AIM:
Return every line below as is, leaving out the pictures.

RECORDED INFORMATION:
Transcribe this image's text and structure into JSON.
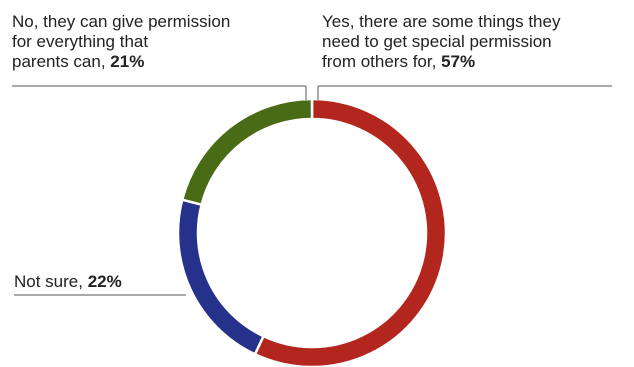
{
  "chart_data": {
    "type": "pie",
    "donut": true,
    "title": "",
    "legend": "none",
    "categories": [
      "Yes, there are some things they need to get special permission from others for",
      "Not sure",
      "No, they can give permission for everything that parents can"
    ],
    "values": [
      57,
      22,
      21
    ],
    "value_labels": [
      "57%",
      "22%",
      "21%"
    ],
    "colors": [
      "#b3261e",
      "#25318a",
      "#4a6b16"
    ]
  },
  "labels": {
    "yes": {
      "text_lines": [
        "Yes, there are some things they",
        "need to get special permission",
        "from others for,"
      ],
      "value": "57%"
    },
    "no": {
      "text_lines": [
        "No, they can give permission",
        "for everything that",
        "parents can,"
      ],
      "value": "21%"
    },
    "not_sure": {
      "text_lines": [
        "Not sure,"
      ],
      "value": "22%"
    }
  }
}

OUTPUT FOR THIS EXERCISE:
Transcribe this image's text and structure into JSON.
{
  "chart_data": {
    "type": "pie",
    "donut": true,
    "title": "",
    "legend": "none",
    "categories": [
      "Yes, there are some things they need to get special permission from others for",
      "Not sure",
      "No, they can give permission for everything that parents can"
    ],
    "values": [
      57,
      22,
      21
    ],
    "value_labels": [
      "57%",
      "22%",
      "21%"
    ],
    "colors": [
      "#b3261e",
      "#25318a",
      "#4a6b16"
    ]
  },
  "labels": {
    "yes": {
      "text_lines": [
        "Yes, there are some things they",
        "need to get special permission",
        "from others for,"
      ],
      "value": "57%"
    },
    "no": {
      "text_lines": [
        "No, they can give permission",
        "for everything that",
        "parents can,"
      ],
      "value": "21%"
    },
    "not_sure": {
      "text_lines": [
        "Not sure,"
      ],
      "value": "22%"
    }
  }
}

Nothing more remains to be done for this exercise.